* _WHAT IS BEING ASKED_
Using the listing below, select the lines with the word "that" and copy them.

* _Stored records_
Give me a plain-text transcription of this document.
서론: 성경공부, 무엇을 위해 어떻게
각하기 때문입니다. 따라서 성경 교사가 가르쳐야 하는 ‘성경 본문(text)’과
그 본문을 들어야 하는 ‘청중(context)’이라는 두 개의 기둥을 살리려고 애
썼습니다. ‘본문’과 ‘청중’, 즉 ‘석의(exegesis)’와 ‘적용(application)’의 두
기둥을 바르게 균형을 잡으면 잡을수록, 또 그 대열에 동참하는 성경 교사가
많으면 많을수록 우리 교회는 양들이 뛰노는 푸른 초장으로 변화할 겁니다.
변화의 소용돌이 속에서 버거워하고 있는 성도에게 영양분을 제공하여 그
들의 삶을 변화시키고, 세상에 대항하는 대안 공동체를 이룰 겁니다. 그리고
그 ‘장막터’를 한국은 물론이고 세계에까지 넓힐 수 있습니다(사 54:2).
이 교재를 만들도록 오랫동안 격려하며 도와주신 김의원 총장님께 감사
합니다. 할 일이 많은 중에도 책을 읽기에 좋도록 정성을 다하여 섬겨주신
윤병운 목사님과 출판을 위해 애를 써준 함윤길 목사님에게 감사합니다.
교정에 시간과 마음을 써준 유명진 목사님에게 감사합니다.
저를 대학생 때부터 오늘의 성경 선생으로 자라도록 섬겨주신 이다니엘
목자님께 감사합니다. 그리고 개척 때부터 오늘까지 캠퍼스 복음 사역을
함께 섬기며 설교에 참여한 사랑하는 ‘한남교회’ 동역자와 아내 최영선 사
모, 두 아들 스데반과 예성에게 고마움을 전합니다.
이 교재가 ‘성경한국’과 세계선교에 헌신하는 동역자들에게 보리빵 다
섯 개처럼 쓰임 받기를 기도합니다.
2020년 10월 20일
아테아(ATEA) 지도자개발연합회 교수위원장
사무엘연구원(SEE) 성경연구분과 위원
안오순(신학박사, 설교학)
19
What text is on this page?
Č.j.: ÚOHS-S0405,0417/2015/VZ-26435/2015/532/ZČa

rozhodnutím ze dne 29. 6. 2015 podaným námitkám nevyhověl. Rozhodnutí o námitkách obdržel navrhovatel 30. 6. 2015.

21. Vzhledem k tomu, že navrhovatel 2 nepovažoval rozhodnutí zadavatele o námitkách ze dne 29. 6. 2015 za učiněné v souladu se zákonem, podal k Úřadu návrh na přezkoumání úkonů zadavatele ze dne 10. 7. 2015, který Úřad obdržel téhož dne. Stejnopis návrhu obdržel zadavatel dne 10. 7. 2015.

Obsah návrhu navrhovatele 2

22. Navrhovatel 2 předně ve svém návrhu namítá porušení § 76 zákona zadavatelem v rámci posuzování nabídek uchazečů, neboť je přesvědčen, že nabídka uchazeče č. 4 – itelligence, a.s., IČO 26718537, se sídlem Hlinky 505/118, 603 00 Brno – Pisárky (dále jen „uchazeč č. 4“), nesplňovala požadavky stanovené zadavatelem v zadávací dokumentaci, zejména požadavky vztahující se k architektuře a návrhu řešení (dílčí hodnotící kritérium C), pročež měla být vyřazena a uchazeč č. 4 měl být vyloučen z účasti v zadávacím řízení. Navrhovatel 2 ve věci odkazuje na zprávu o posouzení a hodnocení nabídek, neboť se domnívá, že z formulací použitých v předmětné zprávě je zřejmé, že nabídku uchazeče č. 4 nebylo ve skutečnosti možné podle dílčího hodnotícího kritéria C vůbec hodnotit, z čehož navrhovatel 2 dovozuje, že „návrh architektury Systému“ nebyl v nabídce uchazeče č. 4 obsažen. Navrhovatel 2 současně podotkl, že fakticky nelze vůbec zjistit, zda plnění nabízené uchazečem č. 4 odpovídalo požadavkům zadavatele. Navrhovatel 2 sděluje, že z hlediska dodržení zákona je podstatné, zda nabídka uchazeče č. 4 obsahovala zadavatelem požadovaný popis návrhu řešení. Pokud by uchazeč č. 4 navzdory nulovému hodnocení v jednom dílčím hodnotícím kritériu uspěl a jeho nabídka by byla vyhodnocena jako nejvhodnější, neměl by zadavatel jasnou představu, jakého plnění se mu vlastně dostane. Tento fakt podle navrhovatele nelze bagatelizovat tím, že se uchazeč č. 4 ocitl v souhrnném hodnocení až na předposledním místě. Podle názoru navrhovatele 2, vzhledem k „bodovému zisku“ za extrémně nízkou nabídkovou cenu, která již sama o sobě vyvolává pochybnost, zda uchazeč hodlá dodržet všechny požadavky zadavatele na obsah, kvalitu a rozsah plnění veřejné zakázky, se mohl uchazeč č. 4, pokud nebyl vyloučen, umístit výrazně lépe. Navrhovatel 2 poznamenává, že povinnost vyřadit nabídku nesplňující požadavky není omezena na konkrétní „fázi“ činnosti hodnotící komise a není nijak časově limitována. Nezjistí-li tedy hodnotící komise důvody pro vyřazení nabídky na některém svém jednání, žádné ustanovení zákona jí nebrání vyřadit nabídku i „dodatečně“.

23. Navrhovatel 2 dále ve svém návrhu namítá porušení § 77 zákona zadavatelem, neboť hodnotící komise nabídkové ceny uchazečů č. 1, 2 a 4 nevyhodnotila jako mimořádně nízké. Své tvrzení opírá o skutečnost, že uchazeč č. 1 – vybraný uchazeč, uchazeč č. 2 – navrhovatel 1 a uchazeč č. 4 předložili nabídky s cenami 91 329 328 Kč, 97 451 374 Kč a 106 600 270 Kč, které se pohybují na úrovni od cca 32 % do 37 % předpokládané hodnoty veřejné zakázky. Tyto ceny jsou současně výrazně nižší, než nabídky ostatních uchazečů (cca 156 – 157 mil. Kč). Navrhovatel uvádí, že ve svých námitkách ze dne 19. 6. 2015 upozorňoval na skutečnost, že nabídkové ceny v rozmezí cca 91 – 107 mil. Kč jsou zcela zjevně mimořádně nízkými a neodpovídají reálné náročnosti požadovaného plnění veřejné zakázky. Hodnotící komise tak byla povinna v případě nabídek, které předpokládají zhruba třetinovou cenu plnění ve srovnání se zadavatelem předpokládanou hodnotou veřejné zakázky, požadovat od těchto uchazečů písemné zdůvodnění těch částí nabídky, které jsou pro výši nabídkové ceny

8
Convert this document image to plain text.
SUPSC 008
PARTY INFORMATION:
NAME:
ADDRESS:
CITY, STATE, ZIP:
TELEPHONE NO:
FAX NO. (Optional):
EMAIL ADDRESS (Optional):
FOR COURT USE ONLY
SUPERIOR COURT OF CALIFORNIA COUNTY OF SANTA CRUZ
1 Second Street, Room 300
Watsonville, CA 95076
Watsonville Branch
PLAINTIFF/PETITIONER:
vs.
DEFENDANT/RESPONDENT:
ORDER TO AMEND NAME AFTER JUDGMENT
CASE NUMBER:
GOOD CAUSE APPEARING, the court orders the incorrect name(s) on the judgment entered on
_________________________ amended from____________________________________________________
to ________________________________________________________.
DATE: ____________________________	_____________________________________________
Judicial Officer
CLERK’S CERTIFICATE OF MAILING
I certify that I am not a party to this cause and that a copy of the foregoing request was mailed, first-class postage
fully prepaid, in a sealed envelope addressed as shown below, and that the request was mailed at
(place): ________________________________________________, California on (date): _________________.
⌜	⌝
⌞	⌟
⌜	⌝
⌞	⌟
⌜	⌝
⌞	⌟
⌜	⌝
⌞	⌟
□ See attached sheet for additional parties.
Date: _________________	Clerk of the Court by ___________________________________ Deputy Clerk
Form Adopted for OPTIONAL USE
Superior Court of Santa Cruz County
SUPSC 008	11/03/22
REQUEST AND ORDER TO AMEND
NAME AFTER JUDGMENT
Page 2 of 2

* _WORKED ANSWER_
I certify that I am not a party to this cause and that a copy of the foregoing request was mailed, first-class postage
fully prepaid, in a sealed envelope addressed as shown below, and that the request was mailed at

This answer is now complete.